◆ **PROBLEM TO WORK ON**: Reproduce the data below in full and exclude every picture.

◆ **DATA ROWS**:
___

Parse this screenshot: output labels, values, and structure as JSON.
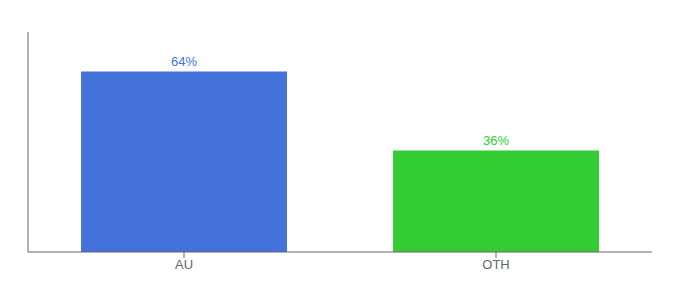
{
  "chart_data": {
    "type": "bar",
    "categories": [
      "AU",
      "OTH"
    ],
    "values": [
      64,
      36
    ],
    "value_labels": [
      "64%",
      "36%"
    ],
    "colors": [
      "#4472db",
      "#33cc33"
    ],
    "ylim": [
      0,
      78
    ],
    "data_labels": true,
    "tick_labels": "x",
    "grid": false
  }
}
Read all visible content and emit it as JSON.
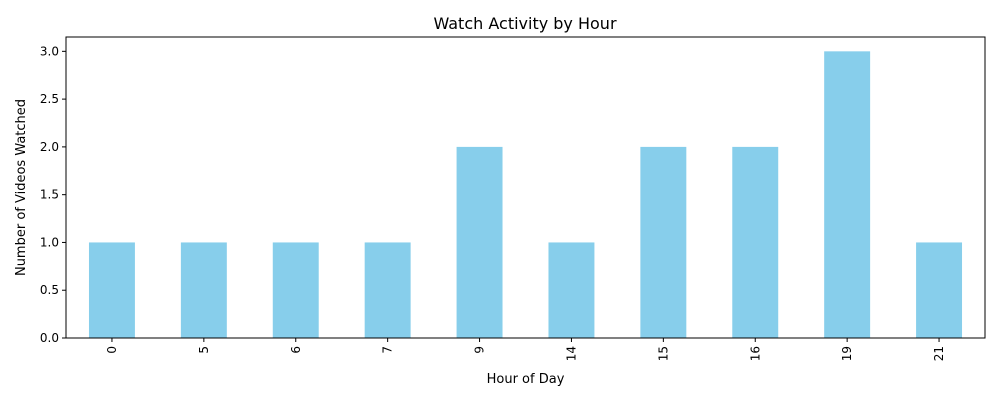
{
  "chart_data": {
    "type": "bar",
    "title": "Watch Activity by Hour",
    "xlabel": "Hour of Day",
    "ylabel": "Number of Videos Watched",
    "categories": [
      "0",
      "5",
      "6",
      "7",
      "9",
      "14",
      "15",
      "16",
      "19",
      "21"
    ],
    "values": [
      1,
      1,
      1,
      1,
      2,
      1,
      2,
      2,
      3,
      1
    ],
    "ylim": [
      0,
      3.15
    ],
    "yticks": [
      "0.0",
      "0.5",
      "1.0",
      "1.5",
      "2.0",
      "2.5",
      "3.0"
    ],
    "bar_color": "#87ceeb",
    "grid": false,
    "legend": "none"
  }
}
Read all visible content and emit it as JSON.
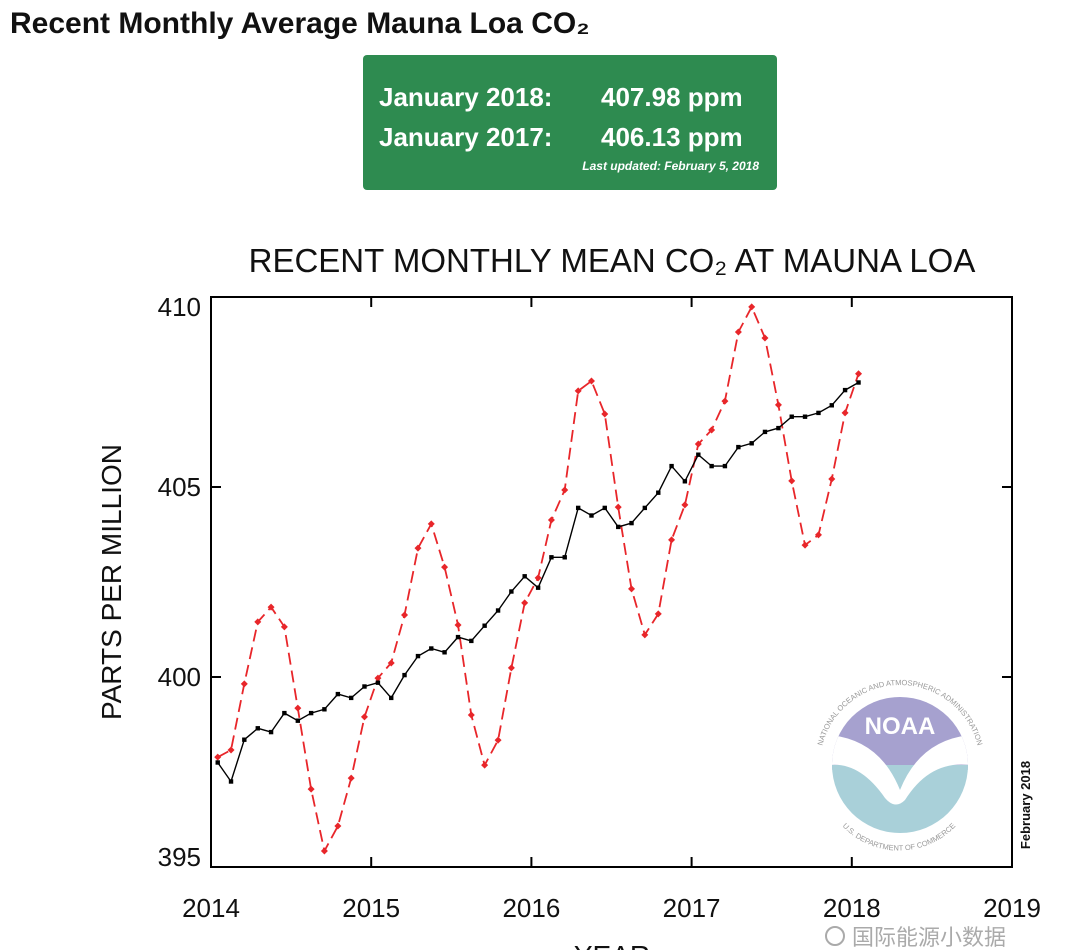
{
  "header": {
    "title": "Recent Monthly Average Mauna Loa CO₂"
  },
  "info_box": {
    "rows": [
      {
        "label": "January 2018:",
        "value": "407.98 ppm"
      },
      {
        "label": "January 2017:",
        "value": "406.13 ppm"
      }
    ],
    "note": "Last updated: February 5, 2018"
  },
  "chart_data": {
    "type": "line",
    "title": "RECENT MONTHLY MEAN CO₂ AT MAUNA LOA",
    "xlabel": "YEAR",
    "ylabel": "PARTS PER MILLION",
    "side_note": "February 2018",
    "logo_text": "NOAA",
    "logo_ring_top": "NATIONAL OCEANIC AND ATMOSPHERIC ADMINISTRATION",
    "logo_ring_bottom": "U.S. DEPARTMENT OF COMMERCE",
    "x": [
      2014.042,
      2014.125,
      2014.208,
      2014.292,
      2014.375,
      2014.458,
      2014.542,
      2014.625,
      2014.708,
      2014.792,
      2014.875,
      2014.958,
      2015.042,
      2015.125,
      2015.208,
      2015.292,
      2015.375,
      2015.458,
      2015.542,
      2015.625,
      2015.708,
      2015.792,
      2015.875,
      2015.958,
      2016.042,
      2016.125,
      2016.208,
      2016.292,
      2016.375,
      2016.458,
      2016.542,
      2016.625,
      2016.708,
      2016.792,
      2016.875,
      2016.958,
      2017.042,
      2017.125,
      2017.208,
      2017.292,
      2017.375,
      2017.458,
      2017.542,
      2017.625,
      2017.708,
      2017.792,
      2017.875,
      2017.958,
      2018.042
    ],
    "series": [
      {
        "color": "#e8262a",
        "line_style": "dashed",
        "marker": "diamond",
        "values": [
          397.89,
          398.08,
          399.82,
          401.45,
          401.84,
          401.32,
          399.18,
          397.05,
          395.42,
          396.08,
          397.34,
          398.95,
          399.97,
          400.37,
          401.63,
          403.39,
          404.03,
          402.89,
          401.37,
          399.0,
          397.68,
          398.34,
          400.24,
          401.95,
          402.61,
          404.13,
          404.92,
          407.53,
          407.79,
          406.92,
          404.47,
          402.32,
          401.11,
          401.66,
          403.61,
          404.53,
          406.13,
          406.5,
          407.26,
          409.08,
          409.74,
          408.92,
          407.16,
          405.16,
          403.47,
          403.74,
          405.21,
          406.95,
          407.98
        ]
      },
      {
        "color": "#000000",
        "line_style": "solid",
        "marker": "square",
        "values": [
          397.75,
          397.25,
          398.35,
          398.65,
          398.55,
          399.05,
          398.85,
          399.05,
          399.15,
          399.55,
          399.45,
          399.75,
          399.85,
          399.45,
          400.05,
          400.55,
          400.75,
          400.65,
          401.05,
          400.95,
          401.35,
          401.75,
          402.25,
          402.65,
          402.35,
          403.15,
          403.15,
          404.45,
          404.25,
          404.45,
          403.95,
          404.05,
          404.45,
          404.85,
          405.55,
          405.15,
          405.85,
          405.55,
          405.55,
          406.05,
          406.15,
          406.45,
          406.55,
          406.85,
          406.85,
          406.95,
          407.15,
          407.55,
          407.75
        ]
      }
    ],
    "xlim": [
      2014,
      2019
    ],
    "xticks": [
      2014,
      2015,
      2016,
      2017,
      2018,
      2019
    ],
    "ylim": [
      395,
      410
    ],
    "yticks": [
      395,
      400,
      405,
      410
    ],
    "watermark": "国际能源小数据"
  }
}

___

◆ **ANSWER**:
Parse this screenshot: output labels, values, and structure as JSON.
{
  "chart_data": {
    "type": "bar",
    "categories": [
      "AU",
      "OTH"
    ],
    "values": [
      64,
      36
    ],
    "value_labels": [
      "64%",
      "36%"
    ],
    "colors": [
      "#4472db",
      "#33cc33"
    ],
    "ylim": [
      0,
      78
    ],
    "data_labels": true,
    "tick_labels": "x",
    "grid": false
  }
}
Read all visible content and emit it as JSON.
{
  "chart_data": {
    "type": "bar",
    "title": "Watch Activity by Hour",
    "xlabel": "Hour of Day",
    "ylabel": "Number of Videos Watched",
    "categories": [
      "0",
      "5",
      "6",
      "7",
      "9",
      "14",
      "15",
      "16",
      "19",
      "21"
    ],
    "values": [
      1,
      1,
      1,
      1,
      2,
      1,
      2,
      2,
      3,
      1
    ],
    "ylim": [
      0,
      3.15
    ],
    "yticks": [
      "0.0",
      "0.5",
      "1.0",
      "1.5",
      "2.0",
      "2.5",
      "3.0"
    ],
    "bar_color": "#87ceeb",
    "grid": false,
    "legend": "none"
  }
}
Read all visible content and emit it as JSON.
{
  "header": {
    "title": "Recent Monthly Average Mauna Loa CO₂"
  },
  "info_box": {
    "rows": [
      {
        "label": "January 2018:",
        "value": "407.98 ppm"
      },
      {
        "label": "January 2017:",
        "value": "406.13 ppm"
      }
    ],
    "note": "Last updated: February 5, 2018"
  },
  "chart_data": {
    "type": "line",
    "title": "RECENT MONTHLY MEAN CO₂ AT MAUNA LOA",
    "xlabel": "YEAR",
    "ylabel": "PARTS PER MILLION",
    "side_note": "February 2018",
    "logo_text": "NOAA",
    "logo_ring_top": "NATIONAL OCEANIC AND ATMOSPHERIC ADMINISTRATION",
    "logo_ring_bottom": "U.S. DEPARTMENT OF COMMERCE",
    "x": [
      2014.042,
      2014.125,
      2014.208,
      2014.292,
      2014.375,
      2014.458,
      2014.542,
      2014.625,
      2014.708,
      2014.792,
      2014.875,
      2014.958,
      2015.042,
      2015.125,
      2015.208,
      2015.292,
      2015.375,
      2015.458,
      2015.542,
      2015.625,
      2015.708,
      2015.792,
      2015.875,
      2015.958,
      2016.042,
      2016.125,
      2016.208,
      2016.292,
      2016.375,
      2016.458,
      2016.542,
      2016.625,
      2016.708,
      2016.792,
      2016.875,
      2016.958,
      2017.042,
      2017.125,
      2017.208,
      2017.292,
      2017.375,
      2017.458,
      2017.542,
      2017.625,
      2017.708,
      2017.792,
      2017.875,
      2017.958,
      2018.042
    ],
    "series": [
      {
        "color": "#e8262a",
        "line_style": "dashed",
        "marker": "diamond",
        "values": [
          397.89,
          398.08,
          399.82,
          401.45,
          401.84,
          401.32,
          399.18,
          397.05,
          395.42,
          396.08,
          397.34,
          398.95,
          399.97,
          400.37,
          401.63,
          403.39,
          404.03,
          402.89,
          401.37,
          399.0,
          397.68,
          398.34,
          400.24,
          401.95,
          402.61,
          404.13,
          404.92,
          407.53,
          407.79,
          406.92,
          404.47,
          402.32,
          401.11,
          401.66,
          403.61,
          404.53,
          406.13,
          406.5,
          407.26,
          409.08,
          409.74,
          408.92,
          407.16,
          405.16,
          403.47,
          403.74,
          405.21,
          406.95,
          407.98
        ]
      },
      {
        "color": "#000000",
        "line_style": "solid",
        "marker": "square",
        "values": [
          397.75,
          397.25,
          398.35,
          398.65,
          398.55,
          399.05,
          398.85,
          399.05,
          399.15,
          399.55,
          399.45,
          399.75,
          399.85,
          399.45,
          400.05,
          400.55,
          400.75,
          400.65,
          401.05,
          400.95,
          401.35,
          401.75,
          402.25,
          402.65,
          402.35,
          403.15,
          403.15,
          404.45,
          404.25,
          404.45,
          403.95,
          404.05,
          404.45,
          404.85,
          405.55,
          405.15,
          405.85,
          405.55,
          405.55,
          406.05,
          406.15,
          406.45,
          406.55,
          406.85,
          406.85,
          406.95,
          407.15,
          407.55,
          407.75
        ]
      }
    ],
    "xlim": [
      2014,
      2019
    ],
    "xticks": [
      2014,
      2015,
      2016,
      2017,
      2018,
      2019
    ],
    "ylim": [
      395,
      410
    ],
    "yticks": [
      395,
      400,
      405,
      410
    ],
    "watermark": "国际能源小数据"
  }
}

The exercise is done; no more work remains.